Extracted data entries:

## START

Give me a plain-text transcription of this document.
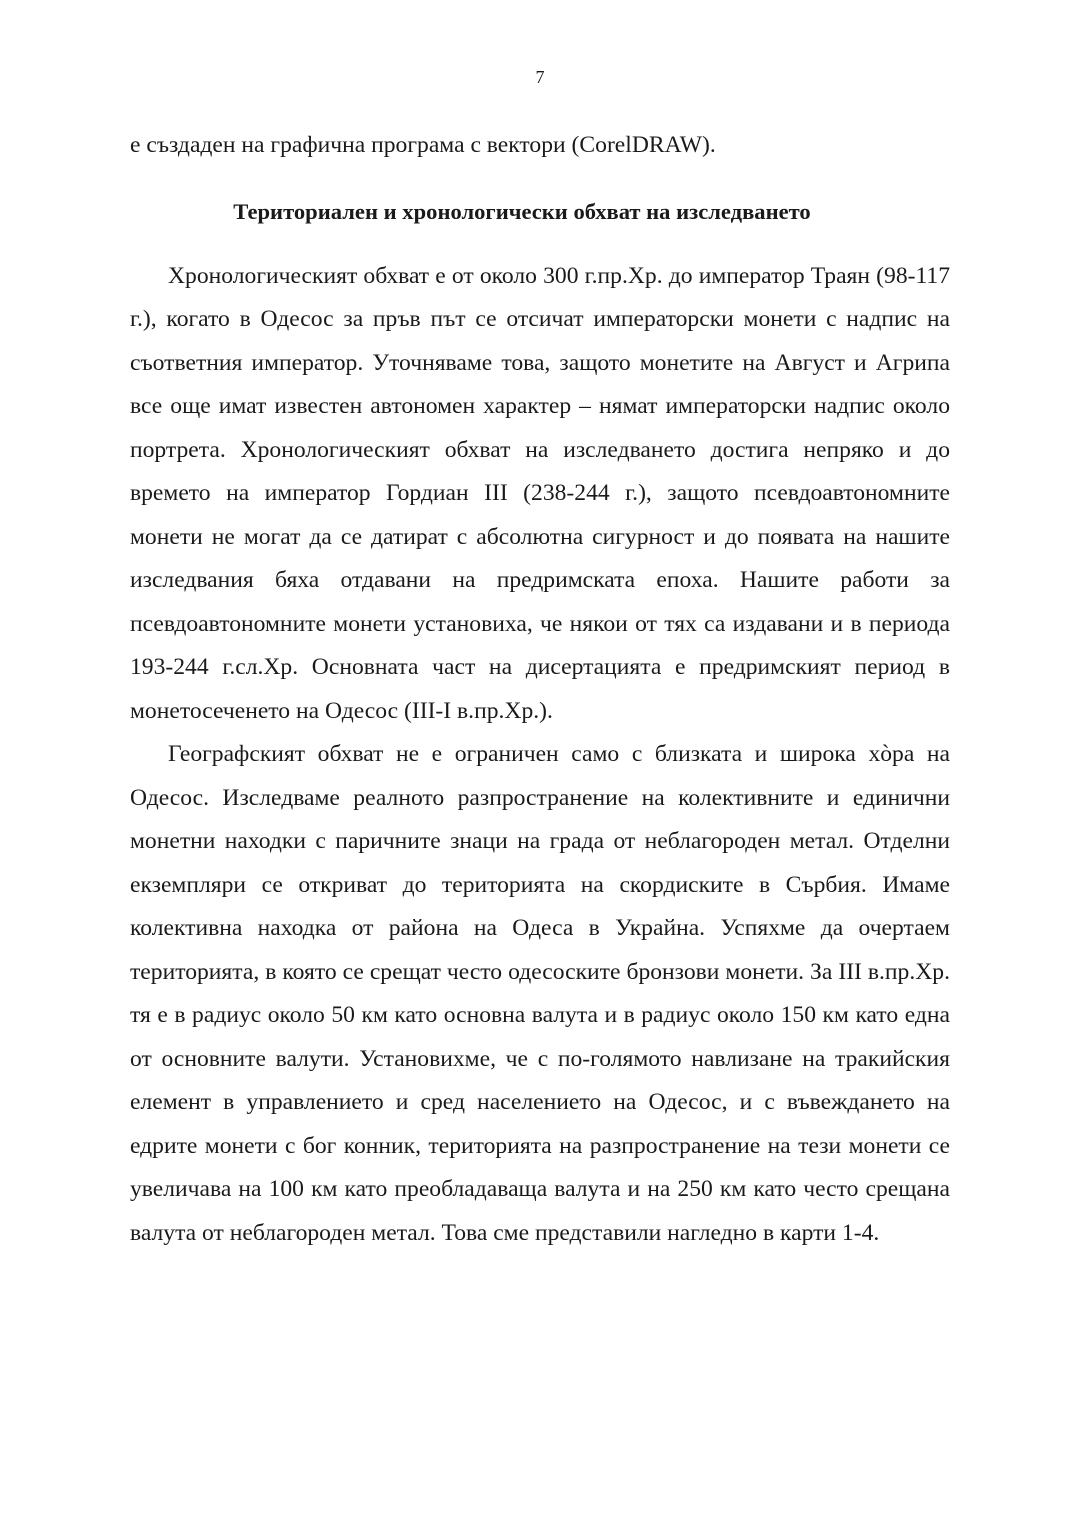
7

е създаден на графична програма с вектори (CorelDRAW).

Териториален и хронологически обхват на изследването

Хронологическият обхват е от около 300 г.пр.Хр. до император Траян (98-117 г.), когато в Одесос за пръв път се отсичат императорски монети с надпис на съответния император. Уточняваме това, защото монетите на Август и Агрипа все още имат известен автономен характер – нямат императорски надпис около портрета. Хронологическият обхват на изследването достига непряко и до времето на император Гордиан III (238-244 г.), защото псевдоавтономните монети не могат да се датират с абсолютна сигурност и до появата на нашите изследвания бяха отдавани на предримската епоха. Нашите работи за псевдоавтономните монети установиха, че някои от тях са издавани и в периода 193-244 г.сл.Хр. Основната част на дисертацията е предримският период в монетосеченето на Одесос (III-I в.пр.Хр.).

Географският обхват не е ограничен само с близката и широка хòра на Одесос. Изследваме реалното разпространение на колективните и единични монетни находки с паричните знаци на града от неблагороден метал. Отделни екземпляри се откриват до територията на скордиските в Сърбия. Имаме колективна находка от района на Одеса в Украйна. Успяхме да очертаем територията, в която се срещат често одесоските бронзови монети. За III в.пр.Хр. тя е в радиус около 50 км като основна валута и в радиус около 150 км като една от основните валути. Установихме, че с по-голямото навлизане на тракийския елемент в управлението и сред населението на Одесос, и с въвеждането на едрите монети с бог конник, територията на разпространение на тези монети се увеличава на 100 км като преобладаваща валута и на 250 км като често срещана валута от неблагороден метал. Това сме представили нагледно в карти 1-4.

## END

Aim of the exercise – Transcribe the listing above verbatim. Omit the pictures.

Exercise result –
Give me a plain-text transcription of this document.
7

е създаден на графична програма с вектори (CorelDRAW).

Териториален и хронологически обхват на изследването

Хронологическият обхват е от около 300 г.пр.Хр. до император Траян (98-117 г.), когато в Одесос за пръв път се отсичат императорски монети с надпис на съответния император. Уточняваме това, защото монетите на Август и Агрипа все още имат известен автономен характер – нямат императорски надпис около портрета. Хронологическият обхват на изследването достига непряко и до времето на император Гордиан III (238-244 г.), защото псевдоавтономните монети не могат да се датират с абсолютна сигурност и до появата на нашите изследвания бяха отдавани на предримската епоха. Нашите работи за псевдоавтономните монети установиха, че някои от тях са издавани и в периода 193-244 г.сл.Хр. Основната част на дисертацията е предримският период в монетосеченето на Одесос (III-I в.пр.Хр.).

Географският обхват не е ограничен само с близката и широка хòра на Одесос. Изследваме реалното разпространение на колективните и единични монетни находки с паричните знаци на града от неблагороден метал. Отделни екземпляри се откриват до територията на скордиските в Сърбия. Имаме колективна находка от района на Одеса в Украйна. Успяхме да очертаем територията, в която се срещат често одесоските бронзови монети. За III в.пр.Хр. тя е в радиус около 50 км като основна валута и в радиус около 150 км като една от основните валути. Установихме, че с по-голямото навлизане на тракийския елемент в управлението и сред населението на Одесос, и с въвеждането на едрите монети с бог конник, територията на разпространение на тези монети се увеличава на 100 км като преобладаваща валута и на 250 км като често срещана валута от неблагороден метал. Това сме представили нагледно в карти 1-4.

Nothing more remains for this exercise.